Given exercise - Using the listing below, select the lines with the word "Lineal" and copy them.
— Start of Provided records —
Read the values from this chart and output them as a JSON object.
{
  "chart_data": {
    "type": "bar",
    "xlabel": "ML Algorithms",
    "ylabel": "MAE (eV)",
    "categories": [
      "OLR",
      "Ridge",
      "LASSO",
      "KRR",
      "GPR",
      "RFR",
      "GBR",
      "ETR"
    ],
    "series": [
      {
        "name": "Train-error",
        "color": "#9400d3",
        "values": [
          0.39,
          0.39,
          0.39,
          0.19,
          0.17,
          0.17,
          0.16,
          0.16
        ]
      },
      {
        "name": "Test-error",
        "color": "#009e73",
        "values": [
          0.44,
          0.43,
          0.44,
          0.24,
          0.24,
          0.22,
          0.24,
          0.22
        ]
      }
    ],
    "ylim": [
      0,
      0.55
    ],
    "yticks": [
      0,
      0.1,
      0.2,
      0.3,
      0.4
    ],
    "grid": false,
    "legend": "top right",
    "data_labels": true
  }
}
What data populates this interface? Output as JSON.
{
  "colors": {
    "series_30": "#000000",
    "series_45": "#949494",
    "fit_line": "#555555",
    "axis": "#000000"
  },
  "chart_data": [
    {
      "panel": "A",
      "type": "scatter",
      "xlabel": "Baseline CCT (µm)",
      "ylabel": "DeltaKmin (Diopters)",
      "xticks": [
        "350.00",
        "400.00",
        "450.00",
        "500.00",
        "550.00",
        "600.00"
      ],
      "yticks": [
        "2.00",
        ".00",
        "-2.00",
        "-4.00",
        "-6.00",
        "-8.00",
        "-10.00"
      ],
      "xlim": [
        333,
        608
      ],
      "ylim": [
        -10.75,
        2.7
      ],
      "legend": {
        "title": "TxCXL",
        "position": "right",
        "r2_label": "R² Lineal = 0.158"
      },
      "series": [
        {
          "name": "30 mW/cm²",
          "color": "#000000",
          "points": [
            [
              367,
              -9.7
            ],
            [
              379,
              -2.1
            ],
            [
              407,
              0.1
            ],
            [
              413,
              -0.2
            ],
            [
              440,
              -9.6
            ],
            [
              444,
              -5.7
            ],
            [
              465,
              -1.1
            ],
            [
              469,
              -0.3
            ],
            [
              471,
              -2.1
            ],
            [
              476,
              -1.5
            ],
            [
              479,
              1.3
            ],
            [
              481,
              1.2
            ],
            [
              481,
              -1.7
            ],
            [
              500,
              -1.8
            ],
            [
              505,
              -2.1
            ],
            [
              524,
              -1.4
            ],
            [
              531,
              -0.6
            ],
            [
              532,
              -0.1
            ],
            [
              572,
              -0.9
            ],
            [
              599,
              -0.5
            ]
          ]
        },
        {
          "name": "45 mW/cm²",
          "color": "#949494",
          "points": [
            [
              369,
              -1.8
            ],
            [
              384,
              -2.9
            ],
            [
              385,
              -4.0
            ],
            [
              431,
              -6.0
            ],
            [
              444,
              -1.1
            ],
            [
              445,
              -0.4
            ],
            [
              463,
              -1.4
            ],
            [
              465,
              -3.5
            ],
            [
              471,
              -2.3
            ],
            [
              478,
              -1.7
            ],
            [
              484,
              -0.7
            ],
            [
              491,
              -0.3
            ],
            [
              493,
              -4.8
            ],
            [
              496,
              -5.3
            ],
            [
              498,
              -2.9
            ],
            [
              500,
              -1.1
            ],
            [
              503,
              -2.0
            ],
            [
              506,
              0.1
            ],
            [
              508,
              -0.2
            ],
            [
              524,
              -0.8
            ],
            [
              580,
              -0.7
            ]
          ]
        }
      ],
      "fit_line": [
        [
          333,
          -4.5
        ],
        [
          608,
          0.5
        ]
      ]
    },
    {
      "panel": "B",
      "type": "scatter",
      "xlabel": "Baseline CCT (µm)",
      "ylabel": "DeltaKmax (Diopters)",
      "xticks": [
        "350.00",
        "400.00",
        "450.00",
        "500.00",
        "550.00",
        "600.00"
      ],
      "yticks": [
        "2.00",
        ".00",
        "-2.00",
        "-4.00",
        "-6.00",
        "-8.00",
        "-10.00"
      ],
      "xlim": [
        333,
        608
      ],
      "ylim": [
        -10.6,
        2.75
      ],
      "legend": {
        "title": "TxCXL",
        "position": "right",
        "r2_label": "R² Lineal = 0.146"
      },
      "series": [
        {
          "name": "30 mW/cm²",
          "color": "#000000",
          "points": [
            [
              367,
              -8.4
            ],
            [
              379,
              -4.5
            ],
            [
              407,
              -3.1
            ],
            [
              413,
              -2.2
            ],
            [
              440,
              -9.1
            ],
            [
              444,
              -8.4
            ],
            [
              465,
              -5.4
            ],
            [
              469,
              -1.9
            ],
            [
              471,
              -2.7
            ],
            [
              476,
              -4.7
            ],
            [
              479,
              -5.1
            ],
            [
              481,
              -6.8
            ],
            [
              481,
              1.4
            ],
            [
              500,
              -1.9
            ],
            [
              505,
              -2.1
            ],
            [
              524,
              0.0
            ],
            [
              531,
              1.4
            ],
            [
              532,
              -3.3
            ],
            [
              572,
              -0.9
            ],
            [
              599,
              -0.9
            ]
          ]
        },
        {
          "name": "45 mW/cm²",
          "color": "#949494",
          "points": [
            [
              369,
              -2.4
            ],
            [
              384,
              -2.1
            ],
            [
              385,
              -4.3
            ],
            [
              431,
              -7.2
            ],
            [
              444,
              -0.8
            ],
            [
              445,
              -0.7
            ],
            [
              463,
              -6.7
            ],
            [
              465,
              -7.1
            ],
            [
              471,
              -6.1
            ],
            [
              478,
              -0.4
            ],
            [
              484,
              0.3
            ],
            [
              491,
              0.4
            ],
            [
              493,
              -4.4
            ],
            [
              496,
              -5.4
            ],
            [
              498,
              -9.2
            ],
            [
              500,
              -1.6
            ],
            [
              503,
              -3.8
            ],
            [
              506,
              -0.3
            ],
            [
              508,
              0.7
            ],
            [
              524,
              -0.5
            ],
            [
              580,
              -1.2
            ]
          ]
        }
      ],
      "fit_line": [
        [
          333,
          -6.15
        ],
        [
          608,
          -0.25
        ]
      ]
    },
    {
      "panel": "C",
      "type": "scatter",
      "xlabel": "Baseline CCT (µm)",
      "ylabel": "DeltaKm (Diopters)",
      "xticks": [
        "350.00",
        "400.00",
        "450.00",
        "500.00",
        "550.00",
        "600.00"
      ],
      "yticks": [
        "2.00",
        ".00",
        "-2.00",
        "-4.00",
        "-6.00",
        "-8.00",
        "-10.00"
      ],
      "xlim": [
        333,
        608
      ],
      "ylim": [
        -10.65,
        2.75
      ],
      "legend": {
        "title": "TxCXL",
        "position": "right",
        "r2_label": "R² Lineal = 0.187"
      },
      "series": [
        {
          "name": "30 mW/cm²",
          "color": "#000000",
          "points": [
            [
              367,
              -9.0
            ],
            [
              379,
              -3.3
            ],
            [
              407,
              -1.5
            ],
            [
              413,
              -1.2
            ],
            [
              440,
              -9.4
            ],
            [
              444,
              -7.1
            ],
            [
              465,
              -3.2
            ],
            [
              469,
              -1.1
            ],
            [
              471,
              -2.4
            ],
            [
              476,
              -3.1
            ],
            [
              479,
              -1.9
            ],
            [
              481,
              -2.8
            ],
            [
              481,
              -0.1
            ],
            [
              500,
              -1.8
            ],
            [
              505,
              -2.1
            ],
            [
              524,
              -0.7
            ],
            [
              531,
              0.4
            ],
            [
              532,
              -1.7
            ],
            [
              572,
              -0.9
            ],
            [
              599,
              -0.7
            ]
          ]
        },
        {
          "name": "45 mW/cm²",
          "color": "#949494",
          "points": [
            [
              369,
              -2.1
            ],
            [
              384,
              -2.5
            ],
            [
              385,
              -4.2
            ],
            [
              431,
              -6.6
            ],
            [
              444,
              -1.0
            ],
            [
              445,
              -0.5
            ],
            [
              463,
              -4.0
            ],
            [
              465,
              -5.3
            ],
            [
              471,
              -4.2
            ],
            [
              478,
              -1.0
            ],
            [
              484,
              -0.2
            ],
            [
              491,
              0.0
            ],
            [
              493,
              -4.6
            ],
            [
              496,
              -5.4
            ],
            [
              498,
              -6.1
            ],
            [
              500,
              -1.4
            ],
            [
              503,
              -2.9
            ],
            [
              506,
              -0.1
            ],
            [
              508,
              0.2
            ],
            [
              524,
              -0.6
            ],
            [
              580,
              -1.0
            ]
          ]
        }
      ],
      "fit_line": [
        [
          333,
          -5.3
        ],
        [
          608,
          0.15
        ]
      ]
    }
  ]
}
— End of Provided records —
Written answer -
        "r2_label": "R² Lineal = 0.158"
        "r2_label": "R² Lineal = 0.146"
        "r2_label": "R² Lineal = 0.187"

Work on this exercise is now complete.